• _Instructions to follow_:
Select, from the material below, each line with "this" in it.

start Information given

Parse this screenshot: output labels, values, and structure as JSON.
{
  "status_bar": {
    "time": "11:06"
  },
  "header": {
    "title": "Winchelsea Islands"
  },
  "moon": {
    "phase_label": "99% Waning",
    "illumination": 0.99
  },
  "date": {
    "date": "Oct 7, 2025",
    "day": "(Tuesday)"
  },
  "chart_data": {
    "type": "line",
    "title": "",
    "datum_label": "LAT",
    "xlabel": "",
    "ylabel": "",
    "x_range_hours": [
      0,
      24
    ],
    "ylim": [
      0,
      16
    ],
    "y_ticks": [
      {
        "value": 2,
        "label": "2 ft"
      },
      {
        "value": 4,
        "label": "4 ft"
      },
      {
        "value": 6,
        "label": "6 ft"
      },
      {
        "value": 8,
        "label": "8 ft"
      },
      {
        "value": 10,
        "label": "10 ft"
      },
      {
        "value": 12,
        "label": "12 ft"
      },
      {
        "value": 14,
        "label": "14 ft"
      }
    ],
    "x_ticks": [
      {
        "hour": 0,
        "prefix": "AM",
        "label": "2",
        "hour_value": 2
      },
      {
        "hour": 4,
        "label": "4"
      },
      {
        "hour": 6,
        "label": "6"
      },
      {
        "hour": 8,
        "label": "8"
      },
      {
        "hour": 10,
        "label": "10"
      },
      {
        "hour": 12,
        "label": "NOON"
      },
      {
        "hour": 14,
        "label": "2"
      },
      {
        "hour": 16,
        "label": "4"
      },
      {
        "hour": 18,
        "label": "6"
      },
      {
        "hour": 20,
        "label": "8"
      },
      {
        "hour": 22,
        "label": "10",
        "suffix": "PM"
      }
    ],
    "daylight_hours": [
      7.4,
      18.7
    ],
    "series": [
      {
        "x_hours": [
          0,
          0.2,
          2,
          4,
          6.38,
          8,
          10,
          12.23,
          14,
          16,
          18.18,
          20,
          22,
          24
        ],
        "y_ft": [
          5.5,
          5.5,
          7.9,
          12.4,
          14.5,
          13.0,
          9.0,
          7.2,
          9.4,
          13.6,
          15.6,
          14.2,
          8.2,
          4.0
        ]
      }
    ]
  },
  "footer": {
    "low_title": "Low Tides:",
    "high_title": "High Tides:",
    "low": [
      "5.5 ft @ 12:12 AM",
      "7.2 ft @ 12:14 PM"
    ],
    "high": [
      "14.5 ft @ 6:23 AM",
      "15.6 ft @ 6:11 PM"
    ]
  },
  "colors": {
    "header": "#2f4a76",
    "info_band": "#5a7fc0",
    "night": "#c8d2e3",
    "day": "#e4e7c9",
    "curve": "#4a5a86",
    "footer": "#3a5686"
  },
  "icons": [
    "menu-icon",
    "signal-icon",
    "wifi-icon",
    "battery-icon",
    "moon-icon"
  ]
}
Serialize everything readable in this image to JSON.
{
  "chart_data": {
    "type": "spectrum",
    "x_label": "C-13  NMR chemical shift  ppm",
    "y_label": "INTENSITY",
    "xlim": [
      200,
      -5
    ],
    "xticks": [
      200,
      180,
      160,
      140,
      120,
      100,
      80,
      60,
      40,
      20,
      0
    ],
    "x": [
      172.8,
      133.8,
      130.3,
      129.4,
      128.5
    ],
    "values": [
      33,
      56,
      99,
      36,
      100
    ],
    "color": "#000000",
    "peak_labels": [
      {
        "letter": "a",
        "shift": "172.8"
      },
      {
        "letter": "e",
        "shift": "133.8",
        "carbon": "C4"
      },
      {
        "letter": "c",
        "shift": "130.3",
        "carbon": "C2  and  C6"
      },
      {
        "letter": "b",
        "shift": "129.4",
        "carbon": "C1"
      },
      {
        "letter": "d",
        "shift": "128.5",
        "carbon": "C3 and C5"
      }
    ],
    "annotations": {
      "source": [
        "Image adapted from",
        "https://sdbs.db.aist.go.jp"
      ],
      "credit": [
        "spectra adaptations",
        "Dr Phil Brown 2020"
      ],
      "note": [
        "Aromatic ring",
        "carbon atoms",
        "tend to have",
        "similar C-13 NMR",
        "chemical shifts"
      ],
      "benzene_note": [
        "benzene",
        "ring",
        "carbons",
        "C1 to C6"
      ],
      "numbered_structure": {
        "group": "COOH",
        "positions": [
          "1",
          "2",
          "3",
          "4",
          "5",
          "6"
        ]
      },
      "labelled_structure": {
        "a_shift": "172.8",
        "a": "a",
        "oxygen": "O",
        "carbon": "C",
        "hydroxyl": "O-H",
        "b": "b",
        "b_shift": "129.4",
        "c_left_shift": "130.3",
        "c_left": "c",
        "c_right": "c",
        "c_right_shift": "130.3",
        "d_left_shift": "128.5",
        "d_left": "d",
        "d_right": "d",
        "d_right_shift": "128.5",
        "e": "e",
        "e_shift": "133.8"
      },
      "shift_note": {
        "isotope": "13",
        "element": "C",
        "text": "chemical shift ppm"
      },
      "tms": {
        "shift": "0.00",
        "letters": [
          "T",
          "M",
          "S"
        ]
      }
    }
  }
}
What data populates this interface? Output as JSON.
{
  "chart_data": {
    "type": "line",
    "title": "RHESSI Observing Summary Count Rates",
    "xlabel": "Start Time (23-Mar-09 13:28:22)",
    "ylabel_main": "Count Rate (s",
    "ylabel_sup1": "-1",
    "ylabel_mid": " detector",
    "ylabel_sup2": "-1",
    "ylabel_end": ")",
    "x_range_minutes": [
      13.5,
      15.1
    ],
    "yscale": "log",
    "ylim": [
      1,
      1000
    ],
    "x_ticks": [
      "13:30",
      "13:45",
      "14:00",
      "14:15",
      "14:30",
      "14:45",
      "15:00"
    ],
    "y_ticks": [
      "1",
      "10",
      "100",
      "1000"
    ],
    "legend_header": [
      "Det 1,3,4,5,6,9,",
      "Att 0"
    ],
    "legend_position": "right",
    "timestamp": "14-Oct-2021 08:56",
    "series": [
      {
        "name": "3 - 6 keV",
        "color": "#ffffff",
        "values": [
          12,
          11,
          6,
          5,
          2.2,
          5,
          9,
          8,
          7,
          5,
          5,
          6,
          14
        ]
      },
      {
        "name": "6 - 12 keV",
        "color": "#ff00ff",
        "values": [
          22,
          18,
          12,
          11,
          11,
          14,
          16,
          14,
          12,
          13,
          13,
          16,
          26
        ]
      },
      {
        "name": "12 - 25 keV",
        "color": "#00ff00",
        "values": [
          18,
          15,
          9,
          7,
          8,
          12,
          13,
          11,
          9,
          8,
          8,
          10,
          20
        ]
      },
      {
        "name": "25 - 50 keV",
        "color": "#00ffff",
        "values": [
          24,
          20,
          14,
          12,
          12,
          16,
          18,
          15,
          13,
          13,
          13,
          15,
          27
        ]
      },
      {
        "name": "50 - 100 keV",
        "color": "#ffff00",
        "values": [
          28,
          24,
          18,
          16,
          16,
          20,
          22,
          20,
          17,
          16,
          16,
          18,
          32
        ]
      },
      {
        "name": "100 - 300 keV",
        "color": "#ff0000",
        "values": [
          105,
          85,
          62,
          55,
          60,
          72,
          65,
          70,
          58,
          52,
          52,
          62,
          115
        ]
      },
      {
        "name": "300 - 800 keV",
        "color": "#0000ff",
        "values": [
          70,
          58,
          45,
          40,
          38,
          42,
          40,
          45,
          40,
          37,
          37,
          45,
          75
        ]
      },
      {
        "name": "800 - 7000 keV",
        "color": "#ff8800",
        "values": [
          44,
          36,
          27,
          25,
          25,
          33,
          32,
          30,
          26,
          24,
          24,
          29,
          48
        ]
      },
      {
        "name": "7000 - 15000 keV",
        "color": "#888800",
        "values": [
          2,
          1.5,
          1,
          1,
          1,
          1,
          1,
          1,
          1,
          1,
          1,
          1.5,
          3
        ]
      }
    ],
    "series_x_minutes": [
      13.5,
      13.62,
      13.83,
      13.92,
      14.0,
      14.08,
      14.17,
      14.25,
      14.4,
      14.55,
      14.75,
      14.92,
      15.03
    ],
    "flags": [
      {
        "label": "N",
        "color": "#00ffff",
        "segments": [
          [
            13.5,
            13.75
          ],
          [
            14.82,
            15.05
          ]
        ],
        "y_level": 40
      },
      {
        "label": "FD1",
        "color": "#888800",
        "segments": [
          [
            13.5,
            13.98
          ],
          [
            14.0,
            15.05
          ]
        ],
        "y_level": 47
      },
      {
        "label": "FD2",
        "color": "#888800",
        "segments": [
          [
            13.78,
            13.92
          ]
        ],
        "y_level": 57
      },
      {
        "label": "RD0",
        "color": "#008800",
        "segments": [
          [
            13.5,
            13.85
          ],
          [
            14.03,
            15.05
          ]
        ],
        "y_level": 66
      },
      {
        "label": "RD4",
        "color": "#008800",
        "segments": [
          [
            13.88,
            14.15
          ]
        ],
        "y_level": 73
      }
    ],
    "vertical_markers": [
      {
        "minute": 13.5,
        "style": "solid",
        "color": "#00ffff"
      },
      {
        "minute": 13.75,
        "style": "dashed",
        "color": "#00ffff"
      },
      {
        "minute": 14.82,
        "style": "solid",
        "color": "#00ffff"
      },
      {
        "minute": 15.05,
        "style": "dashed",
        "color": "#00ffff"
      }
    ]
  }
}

end Information given

• _The output_:
Parse this screenshot: output labels, values, and structure as JSON.
Serialize everything readable in this image to JSON.
What data populates this interface? Output as JSON.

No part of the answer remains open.